(Exercise goal):
How many lines of these entries hold the string "title"? Answer with the number alone.

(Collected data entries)
********************
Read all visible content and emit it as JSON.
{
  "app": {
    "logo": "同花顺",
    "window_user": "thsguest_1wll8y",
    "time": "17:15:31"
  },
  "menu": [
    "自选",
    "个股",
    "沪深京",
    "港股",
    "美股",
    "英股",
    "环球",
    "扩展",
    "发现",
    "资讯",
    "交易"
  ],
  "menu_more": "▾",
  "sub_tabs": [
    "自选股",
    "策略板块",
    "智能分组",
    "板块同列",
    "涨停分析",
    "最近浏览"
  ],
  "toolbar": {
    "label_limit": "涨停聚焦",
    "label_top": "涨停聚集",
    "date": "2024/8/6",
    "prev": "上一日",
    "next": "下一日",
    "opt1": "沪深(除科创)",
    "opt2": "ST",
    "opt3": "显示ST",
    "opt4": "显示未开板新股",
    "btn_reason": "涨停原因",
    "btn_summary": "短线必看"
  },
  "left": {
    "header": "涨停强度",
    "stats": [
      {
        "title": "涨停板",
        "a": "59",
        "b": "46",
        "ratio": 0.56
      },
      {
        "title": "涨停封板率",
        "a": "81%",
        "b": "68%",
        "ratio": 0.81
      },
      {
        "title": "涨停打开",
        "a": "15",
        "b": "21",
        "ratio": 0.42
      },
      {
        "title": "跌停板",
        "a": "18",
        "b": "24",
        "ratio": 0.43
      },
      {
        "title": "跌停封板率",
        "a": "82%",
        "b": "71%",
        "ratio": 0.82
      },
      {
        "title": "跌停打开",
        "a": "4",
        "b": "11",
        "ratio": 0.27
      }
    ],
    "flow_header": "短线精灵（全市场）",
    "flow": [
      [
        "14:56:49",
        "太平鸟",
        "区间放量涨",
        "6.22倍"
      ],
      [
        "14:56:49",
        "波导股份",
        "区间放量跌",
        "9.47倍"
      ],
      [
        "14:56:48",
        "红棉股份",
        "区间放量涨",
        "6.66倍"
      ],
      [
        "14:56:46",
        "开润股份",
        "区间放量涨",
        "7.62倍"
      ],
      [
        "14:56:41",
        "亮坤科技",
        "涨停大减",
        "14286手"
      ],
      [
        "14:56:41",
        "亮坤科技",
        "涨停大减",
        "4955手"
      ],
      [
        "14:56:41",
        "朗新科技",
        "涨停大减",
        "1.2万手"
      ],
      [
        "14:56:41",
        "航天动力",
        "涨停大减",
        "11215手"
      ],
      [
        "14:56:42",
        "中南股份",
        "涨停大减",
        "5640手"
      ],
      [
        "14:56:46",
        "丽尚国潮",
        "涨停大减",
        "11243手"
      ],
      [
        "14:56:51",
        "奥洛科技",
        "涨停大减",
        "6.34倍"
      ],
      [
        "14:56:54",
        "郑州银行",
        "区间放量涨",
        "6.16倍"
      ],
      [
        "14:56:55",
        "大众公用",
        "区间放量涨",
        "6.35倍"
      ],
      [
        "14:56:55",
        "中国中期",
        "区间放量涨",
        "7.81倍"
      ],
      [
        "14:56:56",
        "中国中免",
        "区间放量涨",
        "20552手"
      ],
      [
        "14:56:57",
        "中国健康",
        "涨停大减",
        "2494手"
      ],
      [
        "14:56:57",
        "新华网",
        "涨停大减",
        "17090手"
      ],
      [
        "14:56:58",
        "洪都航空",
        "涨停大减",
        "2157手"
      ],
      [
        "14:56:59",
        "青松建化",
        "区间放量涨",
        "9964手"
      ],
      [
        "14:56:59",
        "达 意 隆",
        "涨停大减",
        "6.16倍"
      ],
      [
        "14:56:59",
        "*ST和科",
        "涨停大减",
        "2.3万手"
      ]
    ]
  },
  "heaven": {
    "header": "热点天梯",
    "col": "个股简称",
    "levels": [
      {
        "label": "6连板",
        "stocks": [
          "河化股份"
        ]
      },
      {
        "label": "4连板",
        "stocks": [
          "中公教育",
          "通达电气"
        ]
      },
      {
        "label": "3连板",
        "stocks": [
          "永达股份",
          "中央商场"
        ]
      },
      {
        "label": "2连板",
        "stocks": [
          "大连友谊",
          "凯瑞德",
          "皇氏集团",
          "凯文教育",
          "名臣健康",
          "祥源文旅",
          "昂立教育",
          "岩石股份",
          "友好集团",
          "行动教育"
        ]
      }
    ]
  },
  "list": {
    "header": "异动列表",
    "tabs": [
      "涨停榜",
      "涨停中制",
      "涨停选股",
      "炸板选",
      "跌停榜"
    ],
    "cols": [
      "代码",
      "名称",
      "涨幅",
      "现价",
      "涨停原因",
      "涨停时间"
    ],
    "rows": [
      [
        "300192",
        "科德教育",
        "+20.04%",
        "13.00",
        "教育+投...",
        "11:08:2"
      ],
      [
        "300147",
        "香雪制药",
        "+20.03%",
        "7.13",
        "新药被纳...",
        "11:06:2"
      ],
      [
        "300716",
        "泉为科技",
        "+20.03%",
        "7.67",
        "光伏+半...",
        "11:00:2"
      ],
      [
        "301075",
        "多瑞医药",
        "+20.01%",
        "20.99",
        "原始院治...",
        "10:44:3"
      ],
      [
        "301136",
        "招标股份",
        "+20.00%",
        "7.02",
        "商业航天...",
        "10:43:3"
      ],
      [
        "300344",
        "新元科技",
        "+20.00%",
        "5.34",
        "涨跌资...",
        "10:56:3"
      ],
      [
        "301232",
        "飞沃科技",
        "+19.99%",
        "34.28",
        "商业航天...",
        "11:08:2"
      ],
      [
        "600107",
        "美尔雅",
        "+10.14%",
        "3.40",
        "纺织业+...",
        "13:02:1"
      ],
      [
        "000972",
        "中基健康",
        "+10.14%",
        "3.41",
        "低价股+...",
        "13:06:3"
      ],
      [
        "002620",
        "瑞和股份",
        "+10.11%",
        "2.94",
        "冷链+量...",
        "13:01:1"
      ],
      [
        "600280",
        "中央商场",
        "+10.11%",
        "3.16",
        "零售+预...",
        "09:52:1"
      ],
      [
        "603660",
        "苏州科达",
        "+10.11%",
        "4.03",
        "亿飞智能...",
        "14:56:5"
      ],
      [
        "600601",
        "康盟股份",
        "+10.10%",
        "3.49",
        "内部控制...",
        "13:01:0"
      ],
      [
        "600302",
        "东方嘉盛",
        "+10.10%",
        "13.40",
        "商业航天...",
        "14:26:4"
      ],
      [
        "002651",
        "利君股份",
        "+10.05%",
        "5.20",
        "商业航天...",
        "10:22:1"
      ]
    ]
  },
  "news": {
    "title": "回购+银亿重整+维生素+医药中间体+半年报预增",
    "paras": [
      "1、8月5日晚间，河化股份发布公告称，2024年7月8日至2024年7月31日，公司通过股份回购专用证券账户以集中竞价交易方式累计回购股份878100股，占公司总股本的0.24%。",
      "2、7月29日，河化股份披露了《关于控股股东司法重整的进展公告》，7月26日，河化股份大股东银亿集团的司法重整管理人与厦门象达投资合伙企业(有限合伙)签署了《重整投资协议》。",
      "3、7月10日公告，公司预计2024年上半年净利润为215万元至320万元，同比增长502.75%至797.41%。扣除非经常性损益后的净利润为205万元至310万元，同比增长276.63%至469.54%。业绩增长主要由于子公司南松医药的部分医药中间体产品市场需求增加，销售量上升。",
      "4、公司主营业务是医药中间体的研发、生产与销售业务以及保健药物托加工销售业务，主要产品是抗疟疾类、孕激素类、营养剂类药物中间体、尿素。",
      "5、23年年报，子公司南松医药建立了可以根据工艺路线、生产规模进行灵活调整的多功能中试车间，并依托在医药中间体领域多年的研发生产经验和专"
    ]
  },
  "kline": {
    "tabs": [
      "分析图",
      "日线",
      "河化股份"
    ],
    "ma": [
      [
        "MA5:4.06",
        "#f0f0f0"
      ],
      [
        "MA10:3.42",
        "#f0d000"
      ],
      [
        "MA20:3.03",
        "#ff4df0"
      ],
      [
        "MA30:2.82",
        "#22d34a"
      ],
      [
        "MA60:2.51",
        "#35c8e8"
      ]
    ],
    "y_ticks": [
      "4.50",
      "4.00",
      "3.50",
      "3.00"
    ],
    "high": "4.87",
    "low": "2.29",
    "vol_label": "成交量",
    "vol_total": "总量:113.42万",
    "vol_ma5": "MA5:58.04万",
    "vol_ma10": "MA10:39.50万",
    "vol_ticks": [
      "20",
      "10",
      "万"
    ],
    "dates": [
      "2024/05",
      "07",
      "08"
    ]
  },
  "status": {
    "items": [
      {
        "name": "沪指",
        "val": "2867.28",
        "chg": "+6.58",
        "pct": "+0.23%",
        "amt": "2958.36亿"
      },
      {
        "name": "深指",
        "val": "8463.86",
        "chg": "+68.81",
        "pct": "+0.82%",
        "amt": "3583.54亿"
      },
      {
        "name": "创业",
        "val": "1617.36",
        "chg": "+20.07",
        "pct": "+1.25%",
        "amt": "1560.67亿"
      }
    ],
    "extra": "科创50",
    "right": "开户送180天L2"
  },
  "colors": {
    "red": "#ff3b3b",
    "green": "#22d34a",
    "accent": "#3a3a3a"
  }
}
********************
(Response):
7